Task: Only a number is wanted: the count of lines in this listing that contain "users".
— Start Recorded data —
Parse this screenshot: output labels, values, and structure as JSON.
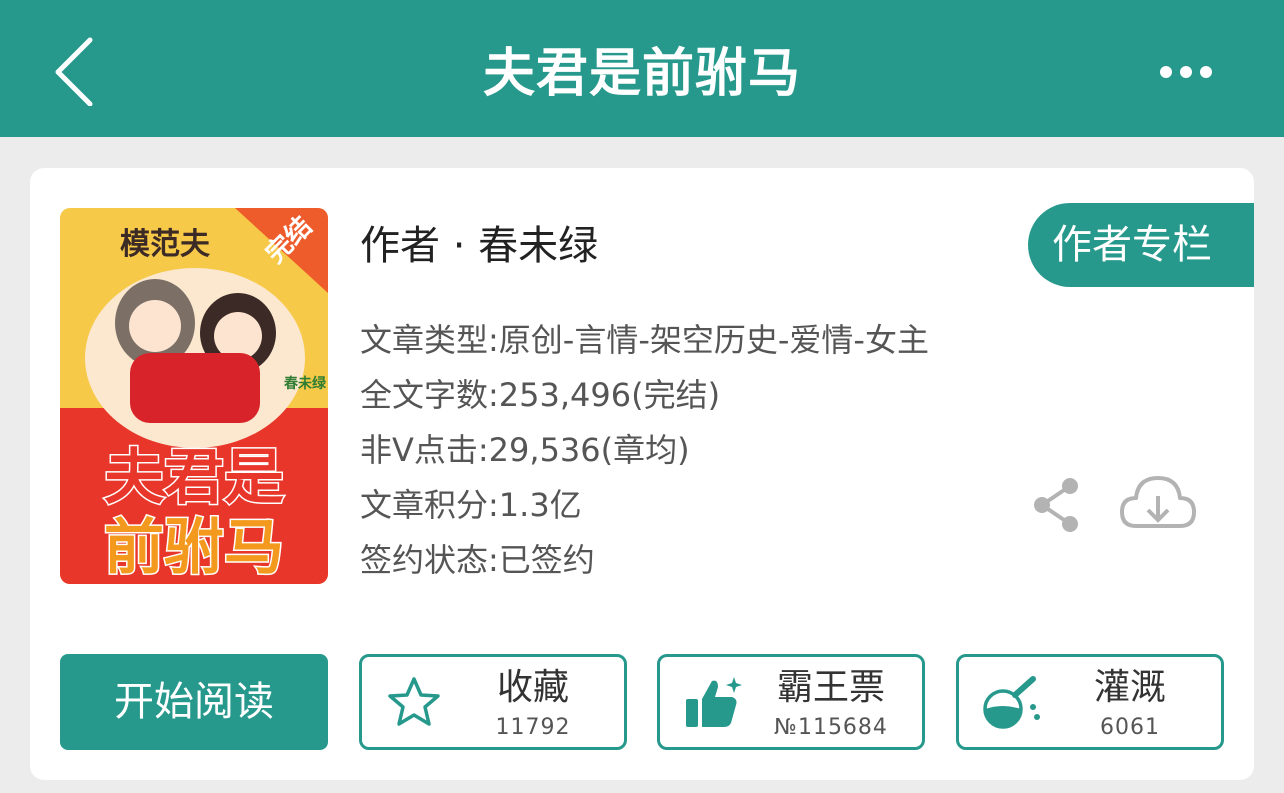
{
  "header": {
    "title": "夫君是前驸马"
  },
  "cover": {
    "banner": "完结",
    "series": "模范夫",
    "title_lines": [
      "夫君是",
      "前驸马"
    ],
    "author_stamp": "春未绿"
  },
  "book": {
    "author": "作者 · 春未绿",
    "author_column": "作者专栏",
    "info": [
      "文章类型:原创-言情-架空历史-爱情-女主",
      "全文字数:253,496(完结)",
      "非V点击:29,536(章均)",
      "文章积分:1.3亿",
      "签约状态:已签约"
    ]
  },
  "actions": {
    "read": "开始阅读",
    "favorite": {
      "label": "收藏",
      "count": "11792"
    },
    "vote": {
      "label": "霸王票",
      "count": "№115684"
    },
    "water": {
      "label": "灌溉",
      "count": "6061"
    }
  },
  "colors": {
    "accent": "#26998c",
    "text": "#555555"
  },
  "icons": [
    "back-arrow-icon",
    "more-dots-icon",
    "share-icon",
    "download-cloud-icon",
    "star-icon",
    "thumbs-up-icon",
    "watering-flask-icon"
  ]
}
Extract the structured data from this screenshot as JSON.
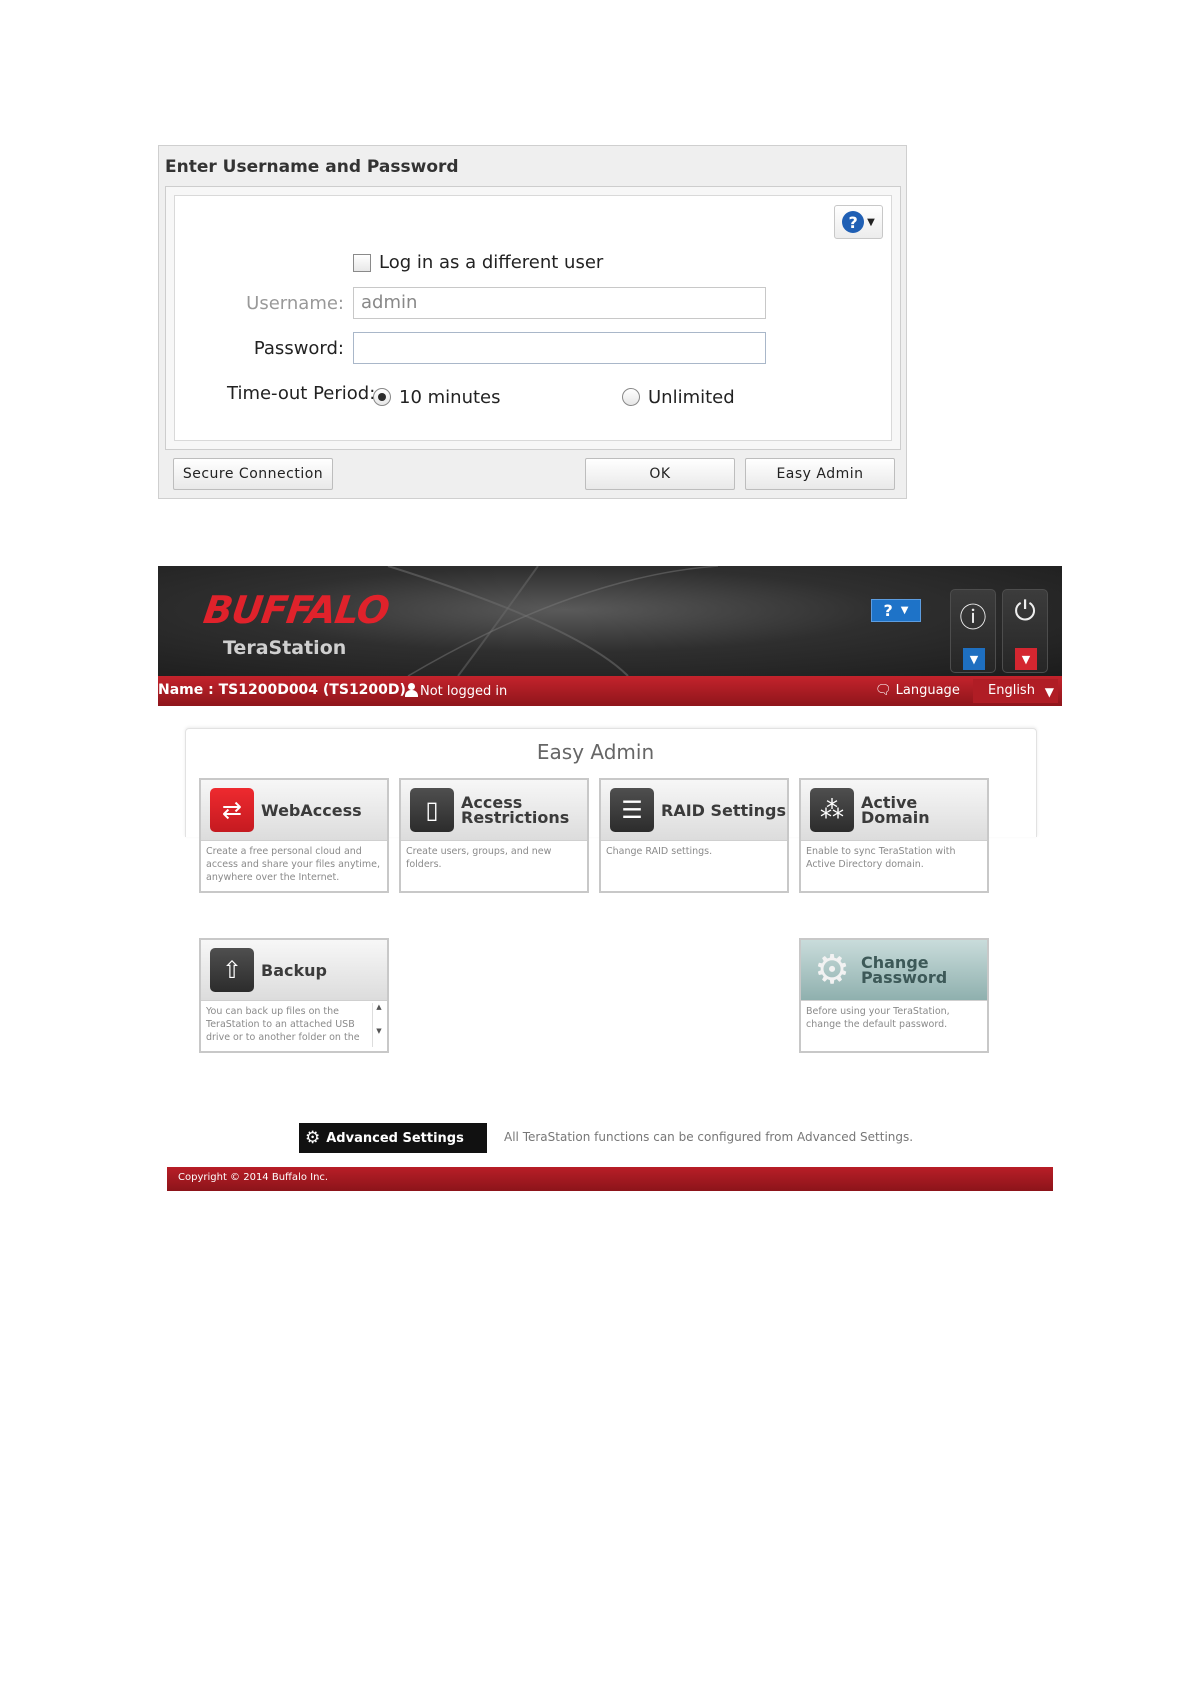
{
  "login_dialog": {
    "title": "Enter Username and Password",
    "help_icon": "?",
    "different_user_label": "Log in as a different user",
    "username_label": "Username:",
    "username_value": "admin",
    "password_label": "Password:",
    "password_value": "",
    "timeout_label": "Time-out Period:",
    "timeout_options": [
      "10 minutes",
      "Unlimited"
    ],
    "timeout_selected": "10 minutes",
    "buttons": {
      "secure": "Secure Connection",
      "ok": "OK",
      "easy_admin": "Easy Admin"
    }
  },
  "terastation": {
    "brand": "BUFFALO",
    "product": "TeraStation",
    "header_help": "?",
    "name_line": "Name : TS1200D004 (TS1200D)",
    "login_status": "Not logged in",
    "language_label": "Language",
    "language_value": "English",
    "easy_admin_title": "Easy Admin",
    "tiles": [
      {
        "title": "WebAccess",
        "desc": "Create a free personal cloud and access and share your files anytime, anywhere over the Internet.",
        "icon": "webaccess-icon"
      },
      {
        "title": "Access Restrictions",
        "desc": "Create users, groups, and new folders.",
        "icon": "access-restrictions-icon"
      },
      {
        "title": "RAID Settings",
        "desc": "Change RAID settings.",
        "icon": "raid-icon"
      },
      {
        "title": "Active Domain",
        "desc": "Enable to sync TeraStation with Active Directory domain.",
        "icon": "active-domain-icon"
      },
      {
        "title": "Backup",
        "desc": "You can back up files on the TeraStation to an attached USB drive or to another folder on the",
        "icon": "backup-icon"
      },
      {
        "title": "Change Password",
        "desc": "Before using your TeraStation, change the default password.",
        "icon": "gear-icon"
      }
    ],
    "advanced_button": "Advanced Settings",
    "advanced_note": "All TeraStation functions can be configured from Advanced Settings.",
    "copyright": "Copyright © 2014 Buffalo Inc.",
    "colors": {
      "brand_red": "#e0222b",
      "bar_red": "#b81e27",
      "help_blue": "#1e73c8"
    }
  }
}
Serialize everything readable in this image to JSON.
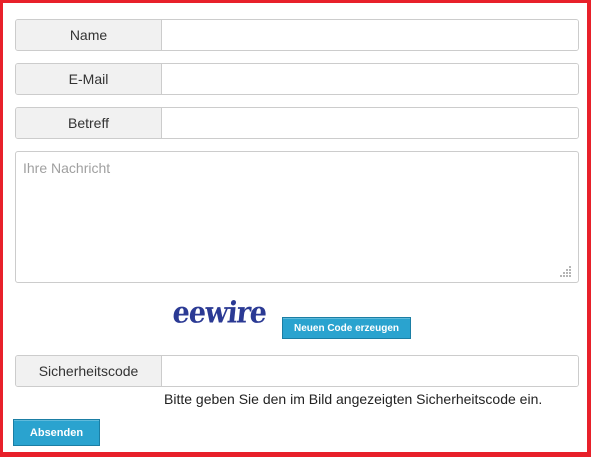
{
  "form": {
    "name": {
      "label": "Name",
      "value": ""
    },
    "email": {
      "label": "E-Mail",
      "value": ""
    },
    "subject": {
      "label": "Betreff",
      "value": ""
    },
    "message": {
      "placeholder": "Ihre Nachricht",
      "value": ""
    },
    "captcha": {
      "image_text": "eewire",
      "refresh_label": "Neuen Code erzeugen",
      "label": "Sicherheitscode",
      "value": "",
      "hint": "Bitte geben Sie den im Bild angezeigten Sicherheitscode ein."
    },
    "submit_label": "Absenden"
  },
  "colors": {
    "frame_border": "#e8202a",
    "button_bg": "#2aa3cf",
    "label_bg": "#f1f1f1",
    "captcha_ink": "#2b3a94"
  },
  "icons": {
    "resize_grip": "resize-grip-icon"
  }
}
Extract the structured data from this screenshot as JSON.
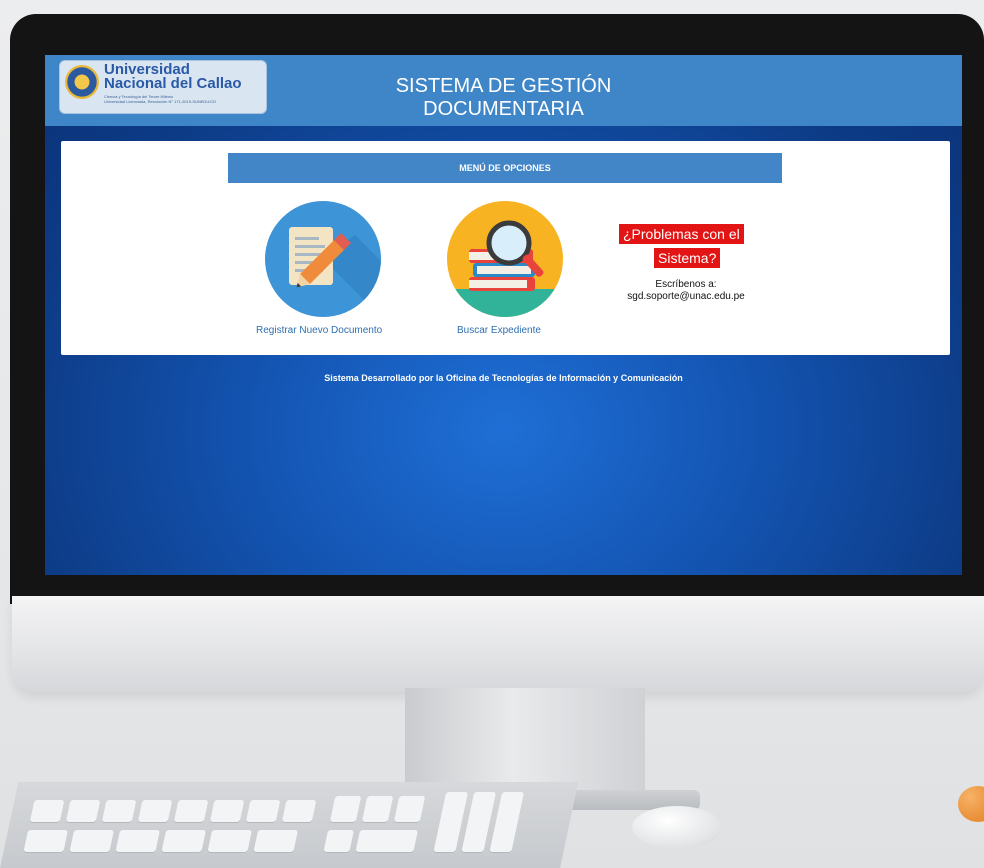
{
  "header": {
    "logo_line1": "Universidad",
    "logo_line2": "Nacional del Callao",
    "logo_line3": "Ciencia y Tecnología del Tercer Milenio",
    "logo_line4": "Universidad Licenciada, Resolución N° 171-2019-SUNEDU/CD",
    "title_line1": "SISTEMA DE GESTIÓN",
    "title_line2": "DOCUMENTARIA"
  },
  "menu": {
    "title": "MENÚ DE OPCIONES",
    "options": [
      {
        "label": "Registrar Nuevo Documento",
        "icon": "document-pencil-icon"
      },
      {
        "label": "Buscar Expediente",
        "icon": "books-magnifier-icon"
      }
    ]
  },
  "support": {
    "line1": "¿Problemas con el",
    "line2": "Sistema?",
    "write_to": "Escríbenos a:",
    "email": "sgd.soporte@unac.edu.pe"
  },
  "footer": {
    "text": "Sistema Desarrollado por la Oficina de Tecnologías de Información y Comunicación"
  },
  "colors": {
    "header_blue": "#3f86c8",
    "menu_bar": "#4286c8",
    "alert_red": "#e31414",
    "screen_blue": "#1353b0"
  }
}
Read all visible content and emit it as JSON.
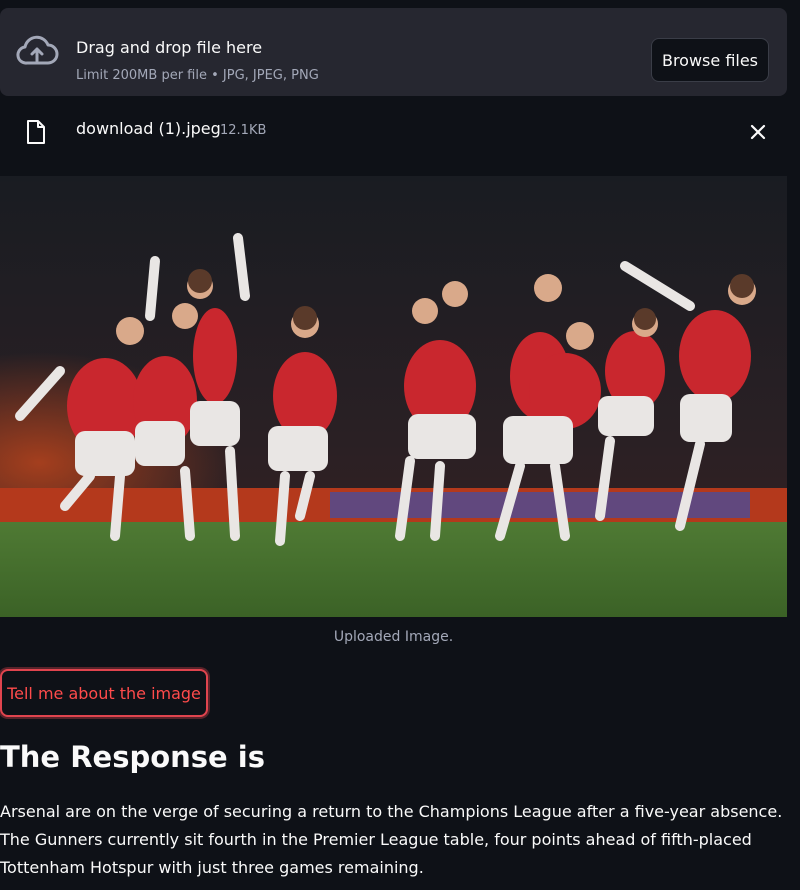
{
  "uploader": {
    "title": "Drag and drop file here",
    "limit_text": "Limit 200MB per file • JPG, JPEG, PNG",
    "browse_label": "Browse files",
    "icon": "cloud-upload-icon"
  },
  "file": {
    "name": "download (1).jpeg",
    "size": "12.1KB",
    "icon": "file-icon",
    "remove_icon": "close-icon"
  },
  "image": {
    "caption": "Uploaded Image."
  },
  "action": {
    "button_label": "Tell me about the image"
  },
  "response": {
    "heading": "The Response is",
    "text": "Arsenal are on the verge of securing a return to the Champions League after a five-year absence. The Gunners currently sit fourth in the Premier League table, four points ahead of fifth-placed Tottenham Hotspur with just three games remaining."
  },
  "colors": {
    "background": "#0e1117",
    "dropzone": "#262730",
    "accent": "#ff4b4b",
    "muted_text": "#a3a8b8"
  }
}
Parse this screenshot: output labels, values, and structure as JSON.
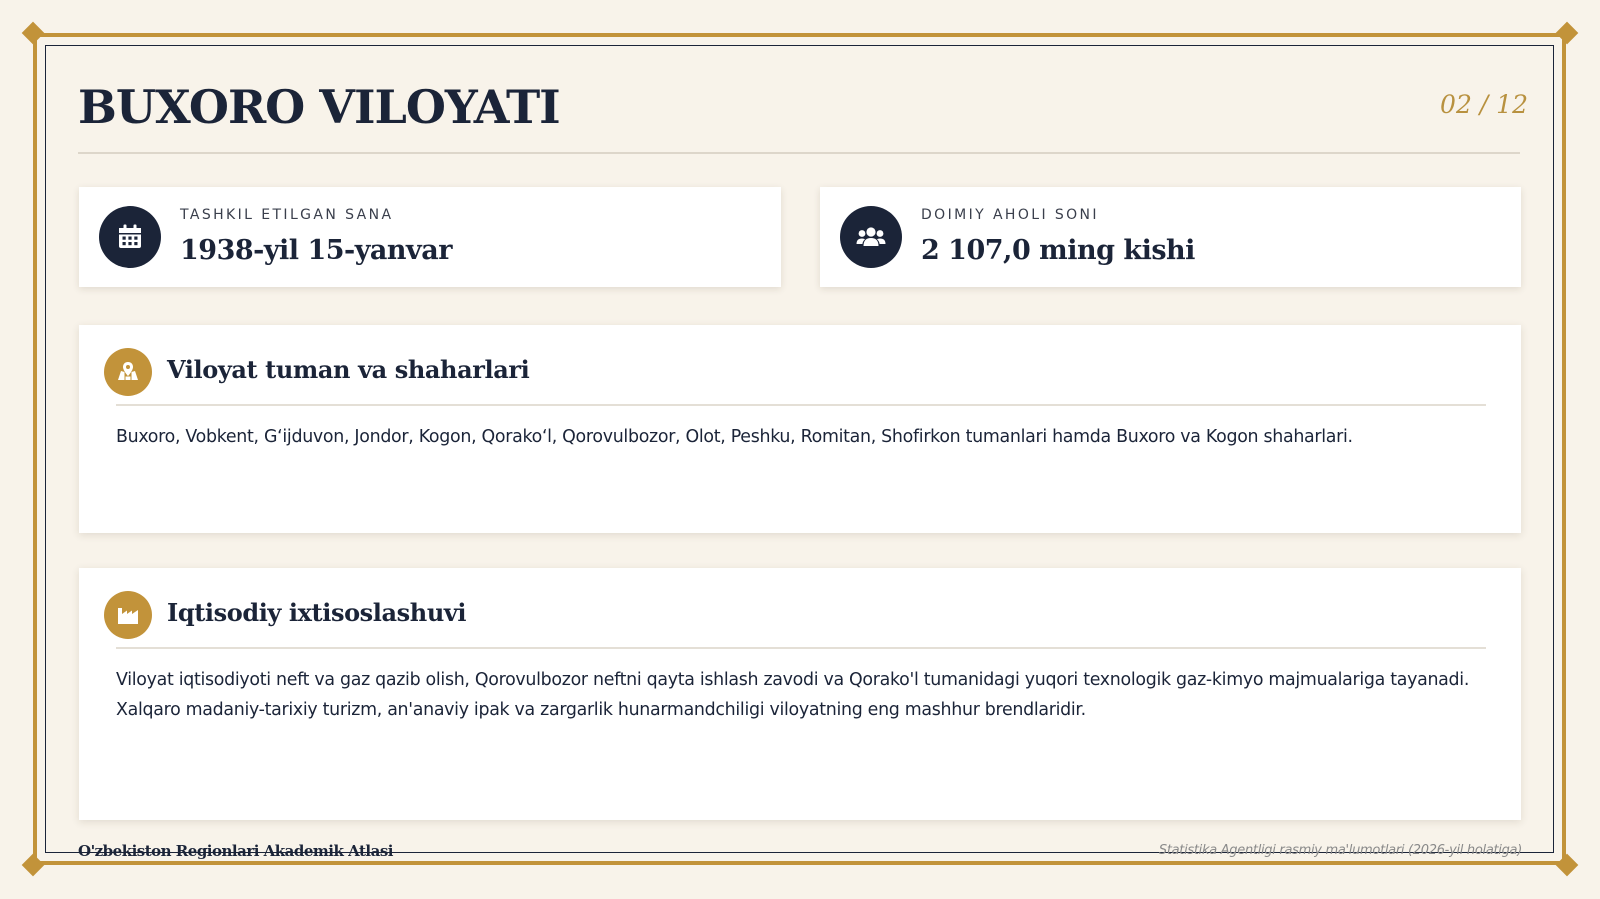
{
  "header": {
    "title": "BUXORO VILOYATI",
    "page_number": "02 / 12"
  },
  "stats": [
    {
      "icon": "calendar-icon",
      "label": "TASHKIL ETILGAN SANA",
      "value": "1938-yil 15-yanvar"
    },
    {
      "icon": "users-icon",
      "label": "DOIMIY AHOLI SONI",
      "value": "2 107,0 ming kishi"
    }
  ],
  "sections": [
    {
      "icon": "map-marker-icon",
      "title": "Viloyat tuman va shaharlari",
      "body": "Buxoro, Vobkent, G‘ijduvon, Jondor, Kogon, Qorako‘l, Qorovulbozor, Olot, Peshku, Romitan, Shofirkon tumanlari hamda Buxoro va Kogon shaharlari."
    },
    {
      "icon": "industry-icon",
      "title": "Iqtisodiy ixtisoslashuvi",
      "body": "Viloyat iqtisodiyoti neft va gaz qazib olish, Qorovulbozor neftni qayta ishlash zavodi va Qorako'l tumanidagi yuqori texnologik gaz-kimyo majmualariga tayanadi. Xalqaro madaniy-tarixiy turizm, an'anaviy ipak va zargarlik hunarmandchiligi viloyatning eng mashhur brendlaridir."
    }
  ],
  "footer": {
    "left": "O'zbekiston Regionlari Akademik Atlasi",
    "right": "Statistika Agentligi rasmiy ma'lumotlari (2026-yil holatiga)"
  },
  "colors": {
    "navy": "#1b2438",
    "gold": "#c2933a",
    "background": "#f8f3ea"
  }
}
— End Recorded data —
Reply: 2